Identify each line containing the word "este" and copy it.

[start of DATA SHOWN]

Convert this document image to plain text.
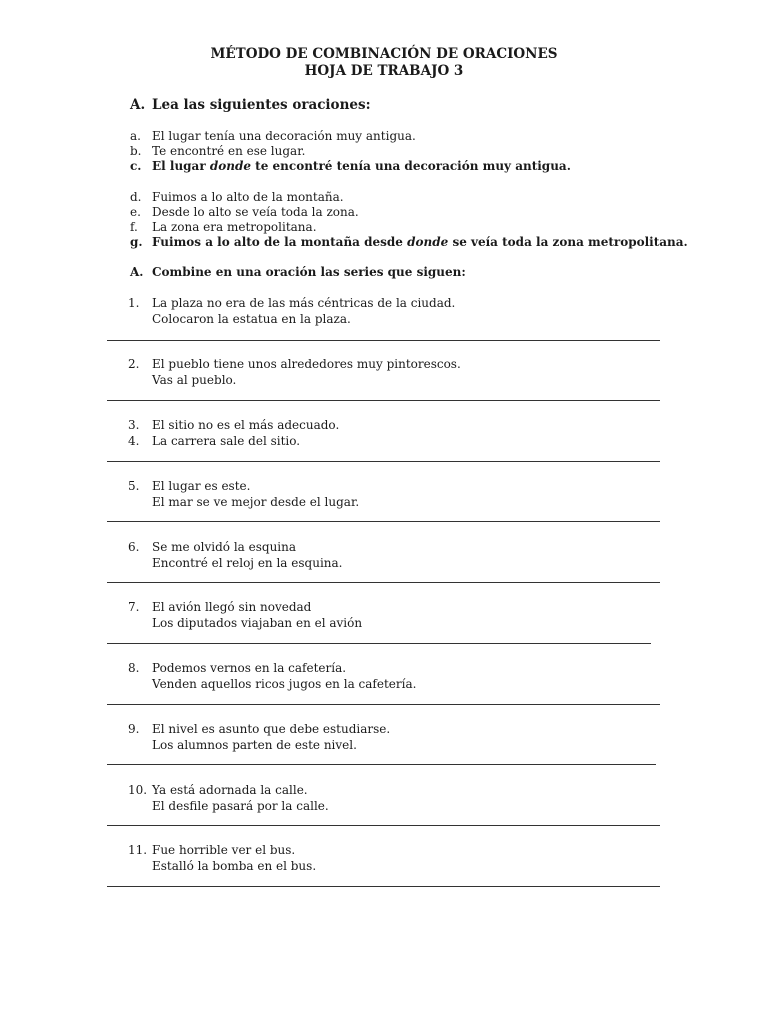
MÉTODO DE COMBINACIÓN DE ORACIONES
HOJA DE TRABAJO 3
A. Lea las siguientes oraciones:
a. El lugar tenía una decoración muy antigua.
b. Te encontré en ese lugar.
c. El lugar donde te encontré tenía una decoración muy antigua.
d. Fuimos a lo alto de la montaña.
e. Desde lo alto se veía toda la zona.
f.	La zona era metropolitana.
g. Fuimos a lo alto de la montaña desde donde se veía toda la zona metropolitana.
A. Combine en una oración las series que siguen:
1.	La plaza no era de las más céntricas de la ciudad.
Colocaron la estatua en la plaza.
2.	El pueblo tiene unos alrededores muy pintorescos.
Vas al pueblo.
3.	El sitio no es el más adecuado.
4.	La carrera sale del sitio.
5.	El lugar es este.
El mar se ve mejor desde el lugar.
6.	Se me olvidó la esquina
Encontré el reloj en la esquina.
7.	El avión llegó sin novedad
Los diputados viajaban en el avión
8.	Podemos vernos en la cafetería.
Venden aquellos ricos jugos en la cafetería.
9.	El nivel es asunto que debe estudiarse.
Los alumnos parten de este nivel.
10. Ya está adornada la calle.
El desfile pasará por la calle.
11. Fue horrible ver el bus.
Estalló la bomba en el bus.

[end of DATA SHOWN]

◆ EXERCISE RESULT
5.	El lugar es este.
Los alumnos parten de este nivel.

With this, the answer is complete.